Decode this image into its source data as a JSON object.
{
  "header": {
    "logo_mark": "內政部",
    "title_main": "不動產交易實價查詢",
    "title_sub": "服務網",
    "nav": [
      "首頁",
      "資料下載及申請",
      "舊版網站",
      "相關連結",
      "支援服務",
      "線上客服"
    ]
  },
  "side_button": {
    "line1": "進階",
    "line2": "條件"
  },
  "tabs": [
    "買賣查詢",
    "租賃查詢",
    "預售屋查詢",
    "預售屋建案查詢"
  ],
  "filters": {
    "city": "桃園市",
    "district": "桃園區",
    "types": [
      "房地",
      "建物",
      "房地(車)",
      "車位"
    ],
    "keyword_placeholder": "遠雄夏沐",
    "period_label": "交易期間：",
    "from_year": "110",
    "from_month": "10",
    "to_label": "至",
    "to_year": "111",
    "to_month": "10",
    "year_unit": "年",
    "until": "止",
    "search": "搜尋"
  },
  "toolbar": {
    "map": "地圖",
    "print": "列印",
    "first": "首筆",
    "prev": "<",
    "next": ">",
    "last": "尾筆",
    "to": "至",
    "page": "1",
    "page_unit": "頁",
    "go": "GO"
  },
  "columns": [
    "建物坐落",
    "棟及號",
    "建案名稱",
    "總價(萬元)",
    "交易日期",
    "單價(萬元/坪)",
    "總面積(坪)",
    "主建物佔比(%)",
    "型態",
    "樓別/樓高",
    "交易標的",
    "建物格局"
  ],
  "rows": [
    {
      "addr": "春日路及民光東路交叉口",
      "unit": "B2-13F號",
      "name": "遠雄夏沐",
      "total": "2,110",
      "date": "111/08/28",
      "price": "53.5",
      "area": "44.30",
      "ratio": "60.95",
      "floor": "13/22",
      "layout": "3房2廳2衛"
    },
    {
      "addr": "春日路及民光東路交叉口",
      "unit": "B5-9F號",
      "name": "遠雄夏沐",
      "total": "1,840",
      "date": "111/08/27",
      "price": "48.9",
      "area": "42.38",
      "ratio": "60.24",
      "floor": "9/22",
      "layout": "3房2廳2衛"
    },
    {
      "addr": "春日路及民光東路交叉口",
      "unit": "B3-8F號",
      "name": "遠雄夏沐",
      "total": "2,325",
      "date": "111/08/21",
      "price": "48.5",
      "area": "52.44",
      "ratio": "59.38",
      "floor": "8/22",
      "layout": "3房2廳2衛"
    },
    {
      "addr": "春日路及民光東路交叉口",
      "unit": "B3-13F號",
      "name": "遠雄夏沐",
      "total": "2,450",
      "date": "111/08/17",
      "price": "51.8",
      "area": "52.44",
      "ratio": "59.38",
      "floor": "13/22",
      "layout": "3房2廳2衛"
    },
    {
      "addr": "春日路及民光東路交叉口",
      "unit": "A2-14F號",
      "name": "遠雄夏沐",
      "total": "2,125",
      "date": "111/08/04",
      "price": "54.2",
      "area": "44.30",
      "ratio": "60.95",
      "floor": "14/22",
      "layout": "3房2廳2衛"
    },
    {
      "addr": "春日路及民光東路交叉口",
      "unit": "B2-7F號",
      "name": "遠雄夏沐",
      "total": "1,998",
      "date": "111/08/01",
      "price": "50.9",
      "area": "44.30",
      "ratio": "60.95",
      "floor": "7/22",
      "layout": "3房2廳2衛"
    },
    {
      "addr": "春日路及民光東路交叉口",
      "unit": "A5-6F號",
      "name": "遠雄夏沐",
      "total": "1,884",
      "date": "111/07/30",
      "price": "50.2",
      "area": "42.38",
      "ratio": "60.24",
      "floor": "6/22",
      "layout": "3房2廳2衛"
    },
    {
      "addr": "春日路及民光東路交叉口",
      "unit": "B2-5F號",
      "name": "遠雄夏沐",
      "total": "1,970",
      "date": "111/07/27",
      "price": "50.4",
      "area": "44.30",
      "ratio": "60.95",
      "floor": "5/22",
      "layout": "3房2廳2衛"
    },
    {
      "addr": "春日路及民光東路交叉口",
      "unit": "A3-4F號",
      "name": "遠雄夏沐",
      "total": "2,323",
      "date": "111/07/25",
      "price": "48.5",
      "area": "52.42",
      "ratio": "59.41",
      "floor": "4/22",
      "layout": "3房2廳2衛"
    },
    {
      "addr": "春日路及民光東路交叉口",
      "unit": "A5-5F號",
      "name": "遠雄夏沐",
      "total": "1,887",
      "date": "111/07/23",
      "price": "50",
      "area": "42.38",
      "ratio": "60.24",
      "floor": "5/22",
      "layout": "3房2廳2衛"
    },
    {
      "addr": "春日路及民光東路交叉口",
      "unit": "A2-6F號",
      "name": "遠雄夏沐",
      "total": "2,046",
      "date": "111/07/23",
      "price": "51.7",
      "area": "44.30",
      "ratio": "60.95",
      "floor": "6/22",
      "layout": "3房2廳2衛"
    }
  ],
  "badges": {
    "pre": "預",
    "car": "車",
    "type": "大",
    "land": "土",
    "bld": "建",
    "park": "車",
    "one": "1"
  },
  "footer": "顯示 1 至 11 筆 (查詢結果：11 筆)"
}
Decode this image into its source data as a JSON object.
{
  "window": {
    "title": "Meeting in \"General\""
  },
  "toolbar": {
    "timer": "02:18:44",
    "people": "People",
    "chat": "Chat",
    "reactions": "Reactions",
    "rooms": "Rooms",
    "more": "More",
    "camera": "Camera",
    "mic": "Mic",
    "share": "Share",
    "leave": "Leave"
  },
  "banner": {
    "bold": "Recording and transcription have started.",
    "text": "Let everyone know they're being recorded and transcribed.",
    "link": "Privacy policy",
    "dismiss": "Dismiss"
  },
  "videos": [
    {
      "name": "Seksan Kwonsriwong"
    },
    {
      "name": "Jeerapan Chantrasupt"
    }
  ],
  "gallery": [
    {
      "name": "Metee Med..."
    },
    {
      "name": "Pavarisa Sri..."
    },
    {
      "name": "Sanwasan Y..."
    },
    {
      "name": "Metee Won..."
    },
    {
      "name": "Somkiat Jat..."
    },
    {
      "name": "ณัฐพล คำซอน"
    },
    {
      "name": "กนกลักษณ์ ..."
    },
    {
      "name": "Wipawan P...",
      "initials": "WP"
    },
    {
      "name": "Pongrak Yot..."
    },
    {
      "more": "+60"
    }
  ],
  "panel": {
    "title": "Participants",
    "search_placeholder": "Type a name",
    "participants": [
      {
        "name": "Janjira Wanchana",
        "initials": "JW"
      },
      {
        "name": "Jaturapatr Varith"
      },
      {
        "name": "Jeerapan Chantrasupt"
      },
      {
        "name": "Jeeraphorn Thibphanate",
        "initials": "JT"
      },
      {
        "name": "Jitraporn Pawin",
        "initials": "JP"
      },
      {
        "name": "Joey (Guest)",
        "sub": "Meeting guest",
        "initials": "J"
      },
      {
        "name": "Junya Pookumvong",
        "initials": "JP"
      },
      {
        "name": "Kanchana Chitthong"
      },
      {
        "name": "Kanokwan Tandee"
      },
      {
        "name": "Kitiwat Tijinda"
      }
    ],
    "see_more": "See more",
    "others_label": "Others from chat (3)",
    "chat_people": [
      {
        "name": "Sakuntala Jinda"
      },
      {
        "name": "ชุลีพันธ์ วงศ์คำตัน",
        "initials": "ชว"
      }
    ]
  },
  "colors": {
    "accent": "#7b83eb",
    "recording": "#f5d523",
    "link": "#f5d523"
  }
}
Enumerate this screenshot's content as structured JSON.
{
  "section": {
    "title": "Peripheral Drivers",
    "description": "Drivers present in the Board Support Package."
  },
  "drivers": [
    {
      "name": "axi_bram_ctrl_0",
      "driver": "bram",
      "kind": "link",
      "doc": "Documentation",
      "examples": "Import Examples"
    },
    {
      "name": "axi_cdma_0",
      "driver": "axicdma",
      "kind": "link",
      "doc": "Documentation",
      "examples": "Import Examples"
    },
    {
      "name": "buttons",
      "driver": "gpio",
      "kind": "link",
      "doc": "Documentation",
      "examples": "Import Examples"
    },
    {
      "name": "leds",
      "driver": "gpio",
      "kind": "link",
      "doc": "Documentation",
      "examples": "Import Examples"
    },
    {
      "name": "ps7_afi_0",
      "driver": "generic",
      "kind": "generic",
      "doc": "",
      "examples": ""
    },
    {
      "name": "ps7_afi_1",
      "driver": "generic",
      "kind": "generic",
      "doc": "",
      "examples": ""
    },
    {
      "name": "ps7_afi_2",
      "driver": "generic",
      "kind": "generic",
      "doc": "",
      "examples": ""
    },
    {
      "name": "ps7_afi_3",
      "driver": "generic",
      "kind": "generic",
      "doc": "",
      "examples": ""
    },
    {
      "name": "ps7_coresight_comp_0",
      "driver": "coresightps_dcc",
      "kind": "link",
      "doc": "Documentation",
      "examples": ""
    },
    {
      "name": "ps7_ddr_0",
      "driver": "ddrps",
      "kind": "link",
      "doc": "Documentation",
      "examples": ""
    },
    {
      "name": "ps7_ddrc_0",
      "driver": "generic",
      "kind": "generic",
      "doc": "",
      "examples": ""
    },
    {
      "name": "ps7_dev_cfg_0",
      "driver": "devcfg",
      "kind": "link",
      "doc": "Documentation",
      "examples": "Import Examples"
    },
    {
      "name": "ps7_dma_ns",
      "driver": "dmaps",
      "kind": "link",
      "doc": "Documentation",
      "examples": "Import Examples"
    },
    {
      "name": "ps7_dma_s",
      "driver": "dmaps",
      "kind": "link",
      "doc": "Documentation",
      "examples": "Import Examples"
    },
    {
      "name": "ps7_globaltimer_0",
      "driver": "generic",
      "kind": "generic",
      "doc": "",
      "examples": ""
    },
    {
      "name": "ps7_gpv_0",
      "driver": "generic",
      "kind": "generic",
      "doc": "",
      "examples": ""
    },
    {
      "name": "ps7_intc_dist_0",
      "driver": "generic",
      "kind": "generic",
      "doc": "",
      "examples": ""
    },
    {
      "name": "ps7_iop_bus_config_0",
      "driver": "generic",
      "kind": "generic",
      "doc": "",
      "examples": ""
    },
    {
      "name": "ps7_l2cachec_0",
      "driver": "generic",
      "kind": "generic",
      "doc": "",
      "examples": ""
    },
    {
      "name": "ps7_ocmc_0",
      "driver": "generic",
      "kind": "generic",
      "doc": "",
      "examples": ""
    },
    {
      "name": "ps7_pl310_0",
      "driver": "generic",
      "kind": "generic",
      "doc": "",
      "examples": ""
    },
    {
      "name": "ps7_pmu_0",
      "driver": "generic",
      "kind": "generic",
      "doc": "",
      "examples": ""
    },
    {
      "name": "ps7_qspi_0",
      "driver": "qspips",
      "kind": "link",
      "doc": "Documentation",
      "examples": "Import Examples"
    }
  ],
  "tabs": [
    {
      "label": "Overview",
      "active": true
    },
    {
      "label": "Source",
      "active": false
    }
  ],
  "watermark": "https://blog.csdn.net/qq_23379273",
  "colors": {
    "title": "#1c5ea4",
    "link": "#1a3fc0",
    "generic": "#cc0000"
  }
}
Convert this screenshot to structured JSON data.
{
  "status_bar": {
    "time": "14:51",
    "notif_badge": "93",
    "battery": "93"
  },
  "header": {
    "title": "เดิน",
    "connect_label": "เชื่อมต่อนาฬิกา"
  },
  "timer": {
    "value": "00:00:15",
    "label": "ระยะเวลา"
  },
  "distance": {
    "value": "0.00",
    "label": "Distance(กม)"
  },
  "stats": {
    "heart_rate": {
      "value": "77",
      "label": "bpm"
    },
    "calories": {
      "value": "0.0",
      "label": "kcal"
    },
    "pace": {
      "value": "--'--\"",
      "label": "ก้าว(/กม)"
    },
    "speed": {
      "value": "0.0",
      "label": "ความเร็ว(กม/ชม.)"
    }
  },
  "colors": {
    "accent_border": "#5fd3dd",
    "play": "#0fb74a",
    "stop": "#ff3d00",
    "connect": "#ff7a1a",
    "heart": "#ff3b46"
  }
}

■ Problem requirements:
Give only the number of lines in the entries above that contain the string "total".

■ Worked answer:
11